> EXERCISE: Your task is to copy every record exactly.
======== MATERIAL TO PROCESS
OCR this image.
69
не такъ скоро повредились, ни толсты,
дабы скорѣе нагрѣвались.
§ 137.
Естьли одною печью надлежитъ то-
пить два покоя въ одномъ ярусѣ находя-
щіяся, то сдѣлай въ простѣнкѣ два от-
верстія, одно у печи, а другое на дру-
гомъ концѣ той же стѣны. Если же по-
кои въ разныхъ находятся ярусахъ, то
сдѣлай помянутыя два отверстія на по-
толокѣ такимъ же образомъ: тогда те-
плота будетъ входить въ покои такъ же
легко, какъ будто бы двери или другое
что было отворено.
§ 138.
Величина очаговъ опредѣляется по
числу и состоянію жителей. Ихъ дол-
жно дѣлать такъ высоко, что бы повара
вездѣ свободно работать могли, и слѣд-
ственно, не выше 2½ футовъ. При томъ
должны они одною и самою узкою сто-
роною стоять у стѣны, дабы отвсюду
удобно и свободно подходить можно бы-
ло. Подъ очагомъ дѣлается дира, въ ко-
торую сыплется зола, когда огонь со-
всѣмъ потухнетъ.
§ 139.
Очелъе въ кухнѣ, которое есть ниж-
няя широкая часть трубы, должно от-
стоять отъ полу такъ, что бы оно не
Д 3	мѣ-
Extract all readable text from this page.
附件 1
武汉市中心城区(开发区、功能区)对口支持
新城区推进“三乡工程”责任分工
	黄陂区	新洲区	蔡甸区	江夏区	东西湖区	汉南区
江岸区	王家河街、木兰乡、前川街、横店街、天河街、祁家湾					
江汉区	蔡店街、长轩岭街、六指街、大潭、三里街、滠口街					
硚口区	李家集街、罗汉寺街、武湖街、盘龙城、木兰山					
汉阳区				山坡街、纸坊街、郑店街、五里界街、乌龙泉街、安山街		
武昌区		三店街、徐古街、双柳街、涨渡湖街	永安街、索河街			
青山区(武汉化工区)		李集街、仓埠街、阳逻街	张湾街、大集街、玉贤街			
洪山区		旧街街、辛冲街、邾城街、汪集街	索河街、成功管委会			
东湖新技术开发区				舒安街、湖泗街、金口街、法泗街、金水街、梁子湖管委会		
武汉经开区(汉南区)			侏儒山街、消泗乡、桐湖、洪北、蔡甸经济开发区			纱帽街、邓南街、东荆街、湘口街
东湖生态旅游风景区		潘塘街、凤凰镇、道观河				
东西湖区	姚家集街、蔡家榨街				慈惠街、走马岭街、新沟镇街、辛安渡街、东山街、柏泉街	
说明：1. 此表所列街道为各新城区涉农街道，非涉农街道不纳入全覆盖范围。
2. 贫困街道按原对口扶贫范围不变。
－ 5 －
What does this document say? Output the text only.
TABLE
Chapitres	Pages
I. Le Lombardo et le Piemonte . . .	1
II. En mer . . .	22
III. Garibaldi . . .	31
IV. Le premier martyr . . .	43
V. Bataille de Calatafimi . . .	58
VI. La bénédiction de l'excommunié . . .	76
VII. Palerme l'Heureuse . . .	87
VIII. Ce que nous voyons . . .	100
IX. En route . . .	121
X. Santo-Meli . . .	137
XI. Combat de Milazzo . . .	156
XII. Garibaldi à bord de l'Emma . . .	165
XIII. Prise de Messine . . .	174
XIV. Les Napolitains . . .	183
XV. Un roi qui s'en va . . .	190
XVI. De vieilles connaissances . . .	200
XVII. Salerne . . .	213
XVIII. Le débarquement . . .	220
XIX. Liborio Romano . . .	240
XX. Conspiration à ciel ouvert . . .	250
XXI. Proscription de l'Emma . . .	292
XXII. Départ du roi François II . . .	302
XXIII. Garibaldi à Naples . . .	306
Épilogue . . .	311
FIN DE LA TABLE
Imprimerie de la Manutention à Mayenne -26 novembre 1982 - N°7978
================
> WRITTEN SOLUTION:
OCR this image.
69
не такъ скоро повредились, ни толсты,
дабы скорѣе нагрѣвались.
§ 137.
Естьли одною печью надлежитъ то-
пить два покоя въ одномъ ярусѣ находя-
щіяся, то сдѣлай въ простѣнкѣ два от-
верстія, одно у печи, а другое на дру-
гомъ концѣ той же стѣны. Если же по-
кои въ разныхъ находятся ярусахъ, то
сдѣлай помянутыя два отверстія на по-
толокѣ такимъ же образомъ: тогда те-
плота будетъ входить въ покои такъ же
легко, какъ будто бы двери или другое
что было отворено.
§ 138.
Величина очаговъ опредѣляется по
числу и состоянію жителей. Ихъ дол-
жно дѣлать такъ высоко, что бы повара
вездѣ свободно работать могли, и слѣд-
ственно, не выше 2½ футовъ. При томъ
должны они одною и самою узкою сто-
роною стоять у стѣны, дабы отвсюду
удобно и свободно подходить можно бы-
ло. Подъ очагомъ дѣлается дира, въ ко-
торую сыплется зола, когда огонь со-
всѣмъ потухнетъ.
§ 139.
Очелъе въ кухнѣ, которое есть ниж-
няя широкая часть трубы, должно от-
стоять отъ полу такъ, что бы оно не
Д 3	мѣ-
Extract all readable text from this page.
附件 1
武汉市中心城区(开发区、功能区)对口支持
新城区推进“三乡工程”责任分工
	黄陂区	新洲区	蔡甸区	江夏区	东西湖区	汉南区
江岸区	王家河街、木兰乡、前川街、横店街、天河街、祁家湾					
江汉区	蔡店街、长轩岭街、六指街、大潭、三里街、滠口街					
硚口区	李家集街、罗汉寺街、武湖街、盘龙城、木兰山					
汉阳区				山坡街、纸坊街、郑店街、五里界街、乌龙泉街、安山街		
武昌区		三店街、徐古街、双柳街、涨渡湖街	永安街、索河街			
青山区(武汉化工区)		李集街、仓埠街、阳逻街	张湾街、大集街、玉贤街			
洪山区		旧街街、辛冲街、邾城街、汪集街	索河街、成功管委会			
东湖新技术开发区				舒安街、湖泗街、金口街、法泗街、金水街、梁子湖管委会		
武汉经开区(汉南区)			侏儒山街、消泗乡、桐湖、洪北、蔡甸经济开发区			纱帽街、邓南街、东荆街、湘口街
东湖生态旅游风景区		潘塘街、凤凰镇、道观河				
东西湖区	姚家集街、蔡家榨街				慈惠街、走马岭街、新沟镇街、辛安渡街、东山街、柏泉街	
说明：1. 此表所列街道为各新城区涉农街道，非涉农街道不纳入全覆盖范围。
2. 贫困街道按原对口扶贫范围不变。
－ 5 －
What does this document say? Output the text only.
TABLE
Chapitres	Pages
I. Le Lombardo et le Piemonte . . .	1
II. En mer . . .	22
III. Garibaldi . . .	31
IV. Le premier martyr . . .	43
V. Bataille de Calatafimi . . .	58
VI. La bénédiction de l'excommunié . . .	76
VII. Palerme l'Heureuse . . .	87
VIII. Ce que nous voyons . . .	100
IX. En route . . .	121
X. Santo-Meli . . .	137
XI. Combat de Milazzo . . .	156
XII. Garibaldi à bord de l'Emma . . .	165
XIII. Prise de Messine . . .	174
XIV. Les Napolitains . . .	183
XV. Un roi qui s'en va . . .	190
XVI. De vieilles connaissances . . .	200
XVII. Salerne . . .	213
XVIII. Le débarquement . . .	220
XIX. Liborio Romano . . .	240
XX. Conspiration à ciel ouvert . . .	250
XXI. Proscription de l'Emma . . .	292
XXII. Départ du roi François II . . .	302
XXIII. Garibaldi à Naples . . .	306
Épilogue . . .	311
FIN DE LA TABLE
Imprimerie de la Manutention à Mayenne -26 novembre 1982 - N°7978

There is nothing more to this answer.